[Entries taken from a collection]
____________________

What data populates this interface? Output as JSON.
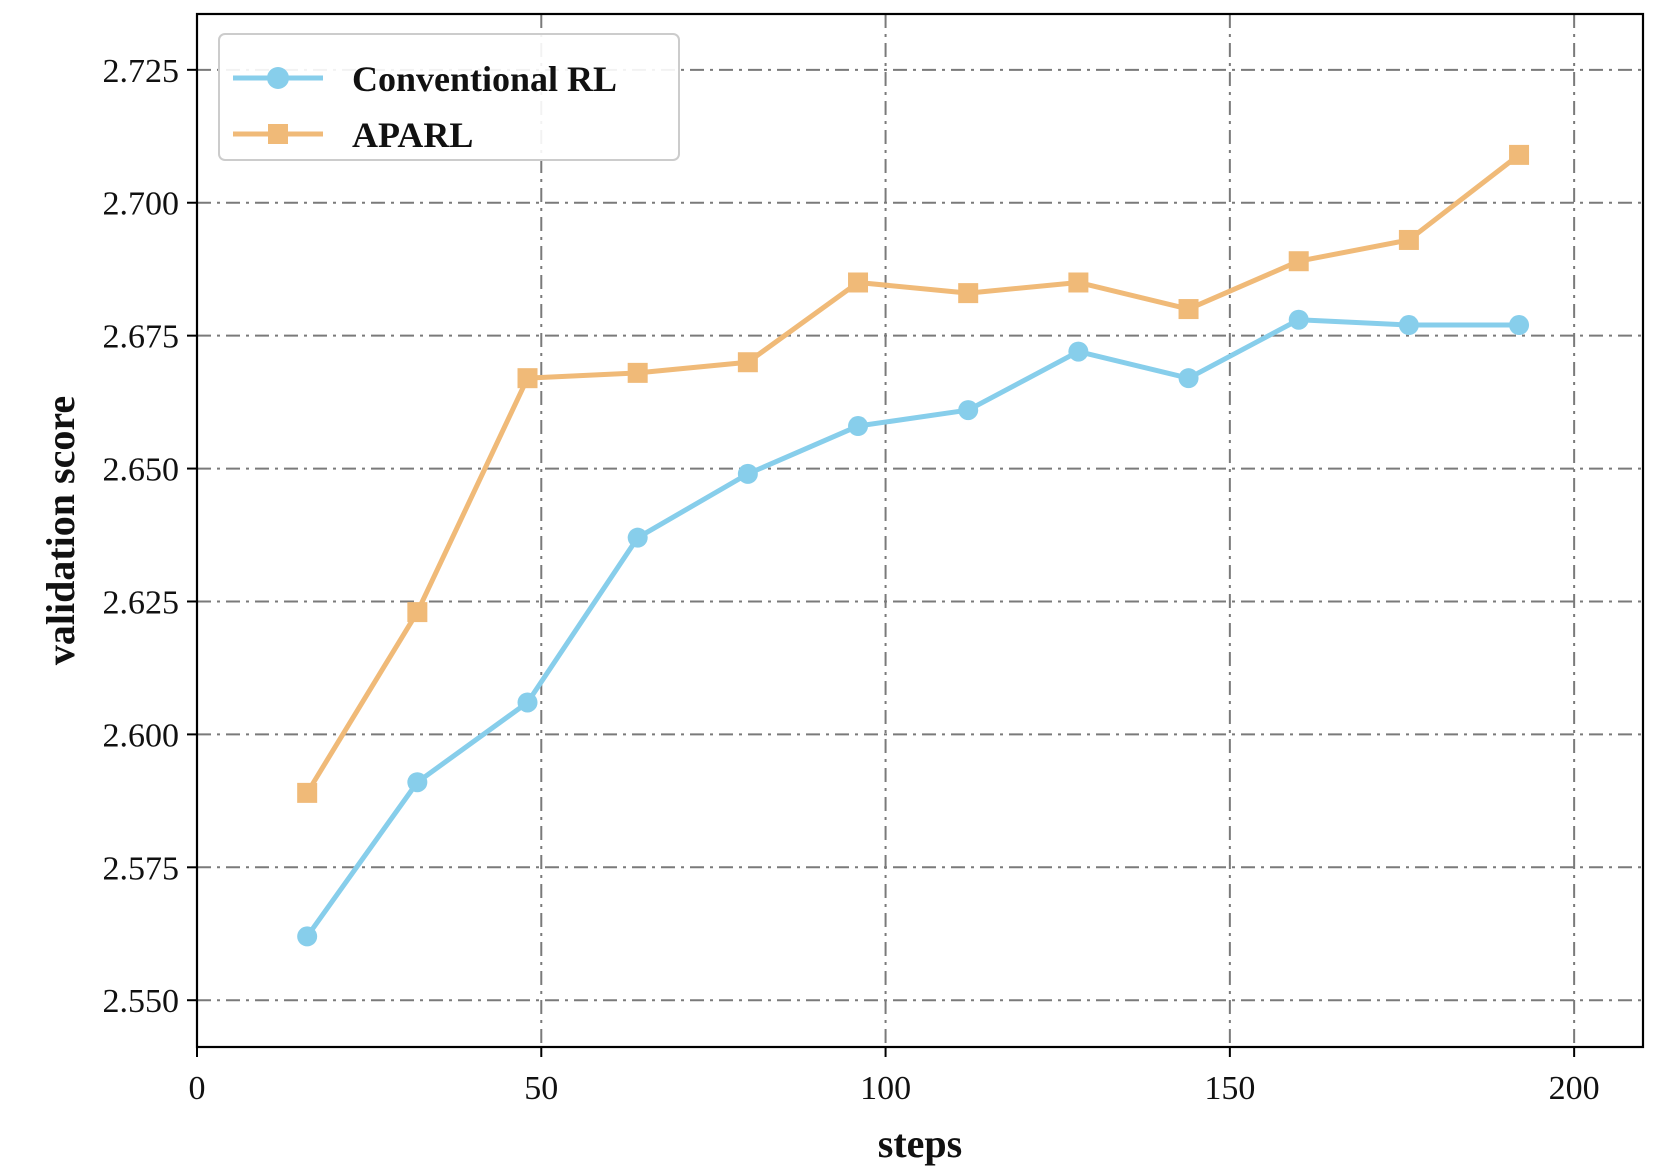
{
  "chart_data": {
    "type": "line",
    "xlabel": "steps",
    "ylabel": "validation score",
    "xlim": [
      0,
      210
    ],
    "ylim": [
      2.5412,
      2.7355
    ],
    "xticks": [
      0,
      50,
      100,
      150,
      200
    ],
    "xtick_labels": [
      "0",
      "50",
      "100",
      "150",
      "200"
    ],
    "yticks": [
      2.55,
      2.575,
      2.6,
      2.625,
      2.65,
      2.675,
      2.7,
      2.725
    ],
    "ytick_labels": [
      "2.550",
      "2.575",
      "2.600",
      "2.625",
      "2.650",
      "2.675",
      "2.700",
      "2.725"
    ],
    "grid": true,
    "legend_position": "top-left",
    "x": [
      16,
      32,
      48,
      64,
      80,
      96,
      112,
      128,
      144,
      160,
      176,
      192
    ],
    "series": [
      {
        "name": "Conventional RL",
        "color": "#87CEEB",
        "marker": "circle",
        "values": [
          2.562,
          2.591,
          2.606,
          2.637,
          2.649,
          2.658,
          2.661,
          2.672,
          2.667,
          2.678,
          2.677,
          2.677
        ]
      },
      {
        "name": "APARL",
        "color": "#F0BA78",
        "marker": "square",
        "values": [
          2.589,
          2.623,
          2.667,
          2.668,
          2.67,
          2.685,
          2.683,
          2.685,
          2.68,
          2.689,
          2.693,
          2.709
        ]
      }
    ]
  }
}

____________________

**Set problem:** Output the entries above exactly, without their pictures.

**Problem solution:**
What data populates this interface? Output as JSON.
{
  "chart_data": {
    "type": "line",
    "xlabel": "steps",
    "ylabel": "validation score",
    "xlim": [
      0,
      210
    ],
    "ylim": [
      2.5412,
      2.7355
    ],
    "xticks": [
      0,
      50,
      100,
      150,
      200
    ],
    "xtick_labels": [
      "0",
      "50",
      "100",
      "150",
      "200"
    ],
    "yticks": [
      2.55,
      2.575,
      2.6,
      2.625,
      2.65,
      2.675,
      2.7,
      2.725
    ],
    "ytick_labels": [
      "2.550",
      "2.575",
      "2.600",
      "2.625",
      "2.650",
      "2.675",
      "2.700",
      "2.725"
    ],
    "grid": true,
    "legend_position": "top-left",
    "x": [
      16,
      32,
      48,
      64,
      80,
      96,
      112,
      128,
      144,
      160,
      176,
      192
    ],
    "series": [
      {
        "name": "Conventional RL",
        "color": "#87CEEB",
        "marker": "circle",
        "values": [
          2.562,
          2.591,
          2.606,
          2.637,
          2.649,
          2.658,
          2.661,
          2.672,
          2.667,
          2.678,
          2.677,
          2.677
        ]
      },
      {
        "name": "APARL",
        "color": "#F0BA78",
        "marker": "square",
        "values": [
          2.589,
          2.623,
          2.667,
          2.668,
          2.67,
          2.685,
          2.683,
          2.685,
          2.68,
          2.689,
          2.693,
          2.709
        ]
      }
    ]
  }
}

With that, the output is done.